#### Data listing
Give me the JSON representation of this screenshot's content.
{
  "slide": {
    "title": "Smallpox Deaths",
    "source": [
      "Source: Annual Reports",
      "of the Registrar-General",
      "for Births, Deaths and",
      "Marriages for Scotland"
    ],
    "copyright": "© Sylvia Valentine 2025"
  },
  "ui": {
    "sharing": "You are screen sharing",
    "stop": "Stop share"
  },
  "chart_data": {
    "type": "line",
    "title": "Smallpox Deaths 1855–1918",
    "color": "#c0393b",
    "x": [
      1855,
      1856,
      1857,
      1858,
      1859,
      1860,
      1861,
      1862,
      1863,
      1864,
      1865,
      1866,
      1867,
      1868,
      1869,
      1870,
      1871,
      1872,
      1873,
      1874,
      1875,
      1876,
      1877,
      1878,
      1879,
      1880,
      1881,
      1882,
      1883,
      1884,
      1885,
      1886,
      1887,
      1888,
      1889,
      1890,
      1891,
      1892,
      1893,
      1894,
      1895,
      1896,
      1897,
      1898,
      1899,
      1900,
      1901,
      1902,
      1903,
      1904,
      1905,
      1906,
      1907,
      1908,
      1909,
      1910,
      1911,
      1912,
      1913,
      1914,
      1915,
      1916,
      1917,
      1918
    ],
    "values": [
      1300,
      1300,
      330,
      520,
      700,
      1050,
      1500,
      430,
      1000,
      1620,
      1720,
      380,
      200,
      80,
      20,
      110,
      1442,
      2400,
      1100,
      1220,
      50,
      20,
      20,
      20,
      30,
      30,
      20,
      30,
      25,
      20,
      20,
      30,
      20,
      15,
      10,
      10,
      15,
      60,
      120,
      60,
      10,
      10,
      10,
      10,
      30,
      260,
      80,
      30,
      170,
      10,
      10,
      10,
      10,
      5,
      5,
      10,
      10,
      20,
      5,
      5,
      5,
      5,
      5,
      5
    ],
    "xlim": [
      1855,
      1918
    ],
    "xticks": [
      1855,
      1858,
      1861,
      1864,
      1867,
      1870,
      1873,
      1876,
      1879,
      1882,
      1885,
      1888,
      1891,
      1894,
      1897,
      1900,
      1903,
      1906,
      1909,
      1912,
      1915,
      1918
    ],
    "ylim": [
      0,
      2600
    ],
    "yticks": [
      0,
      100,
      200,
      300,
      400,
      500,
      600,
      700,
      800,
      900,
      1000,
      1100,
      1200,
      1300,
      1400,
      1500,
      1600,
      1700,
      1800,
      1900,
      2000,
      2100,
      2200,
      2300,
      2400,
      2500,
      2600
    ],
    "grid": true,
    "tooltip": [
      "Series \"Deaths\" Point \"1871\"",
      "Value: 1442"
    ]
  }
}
########
### Exercise description
Give all the records again. Match them exactly.

### Solution to this problem
Give me the JSON representation of this screenshot's content.
{
  "slide": {
    "title": "Smallpox Deaths",
    "source": [
      "Source: Annual Reports",
      "of the Registrar-General",
      "for Births, Deaths and",
      "Marriages for Scotland"
    ],
    "copyright": "© Sylvia Valentine 2025"
  },
  "ui": {
    "sharing": "You are screen sharing",
    "stop": "Stop share"
  },
  "chart_data": {
    "type": "line",
    "title": "Smallpox Deaths 1855–1918",
    "color": "#c0393b",
    "x": [
      1855,
      1856,
      1857,
      1858,
      1859,
      1860,
      1861,
      1862,
      1863,
      1864,
      1865,
      1866,
      1867,
      1868,
      1869,
      1870,
      1871,
      1872,
      1873,
      1874,
      1875,
      1876,
      1877,
      1878,
      1879,
      1880,
      1881,
      1882,
      1883,
      1884,
      1885,
      1886,
      1887,
      1888,
      1889,
      1890,
      1891,
      1892,
      1893,
      1894,
      1895,
      1896,
      1897,
      1898,
      1899,
      1900,
      1901,
      1902,
      1903,
      1904,
      1905,
      1906,
      1907,
      1908,
      1909,
      1910,
      1911,
      1912,
      1913,
      1914,
      1915,
      1916,
      1917,
      1918
    ],
    "values": [
      1300,
      1300,
      330,
      520,
      700,
      1050,
      1500,
      430,
      1000,
      1620,
      1720,
      380,
      200,
      80,
      20,
      110,
      1442,
      2400,
      1100,
      1220,
      50,
      20,
      20,
      20,
      30,
      30,
      20,
      30,
      25,
      20,
      20,
      30,
      20,
      15,
      10,
      10,
      15,
      60,
      120,
      60,
      10,
      10,
      10,
      10,
      30,
      260,
      80,
      30,
      170,
      10,
      10,
      10,
      10,
      5,
      5,
      10,
      10,
      20,
      5,
      5,
      5,
      5,
      5,
      5
    ],
    "xlim": [
      1855,
      1918
    ],
    "xticks": [
      1855,
      1858,
      1861,
      1864,
      1867,
      1870,
      1873,
      1876,
      1879,
      1882,
      1885,
      1888,
      1891,
      1894,
      1897,
      1900,
      1903,
      1906,
      1909,
      1912,
      1915,
      1918
    ],
    "ylim": [
      0,
      2600
    ],
    "yticks": [
      0,
      100,
      200,
      300,
      400,
      500,
      600,
      700,
      800,
      900,
      1000,
      1100,
      1200,
      1300,
      1400,
      1500,
      1600,
      1700,
      1800,
      1900,
      2000,
      2100,
      2200,
      2300,
      2400,
      2500,
      2600
    ],
    "grid": true,
    "tooltip": [
      "Series \"Deaths\" Point \"1871\"",
      "Value: 1442"
    ]
  }
}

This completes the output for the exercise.